→ TASK REQUIREMENTS
Present every line in which the string "title" appears.

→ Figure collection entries
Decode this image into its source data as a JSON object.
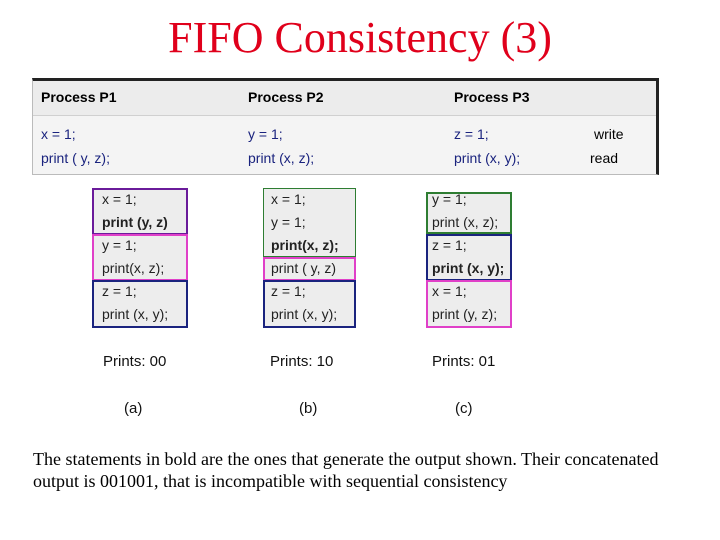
{
  "title": "FIFO Consistency (3)",
  "table": {
    "headers": [
      "Process P1",
      "Process P2",
      "Process P3"
    ],
    "row1": {
      "p1": "x = 1;",
      "p2": "y = 1;",
      "p3": "z = 1;",
      "note": "write"
    },
    "row2": {
      "p1": "print ( y, z);",
      "p2": "print (x, z);",
      "p3": "print (x, y);",
      "note": "read"
    }
  },
  "colors": {
    "title": "#e0001b",
    "purple_box": "#6a1b9a",
    "pink_box": "#e040c8",
    "blue_box": "#1a237e",
    "p2_green_box": "#2e7d32"
  },
  "sequences": [
    {
      "lines": [
        "x = 1;",
        "print (y, z)",
        "y = 1;",
        "print(x, z);",
        "z = 1;",
        "print (x, y);"
      ],
      "bold_index": 1,
      "prints": "Prints: 00",
      "label": "(a)"
    },
    {
      "lines": [
        "x = 1;",
        "y = 1;",
        "print(x, z);",
        "print ( y, z)",
        "z = 1;",
        "print (x, y);"
      ],
      "bold_index": 2,
      "prints": "Prints: 10",
      "label": "(b)"
    },
    {
      "lines": [
        "y = 1;",
        "print (x, z);",
        "z = 1;",
        "print (x, y);",
        "x = 1;",
        "print (y, z);"
      ],
      "bold_index": 3,
      "prints": "Prints:  01",
      "label": "(c)"
    }
  ],
  "caption": "The statements in bold are the ones that generate the output shown. Their concatenated output is 001001, that is incompatible with sequential consistency"
}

→ RESULT FOR THIS EXERCISE
  "title": "FIFO Consistency (3)",
    "title": "#e0001b",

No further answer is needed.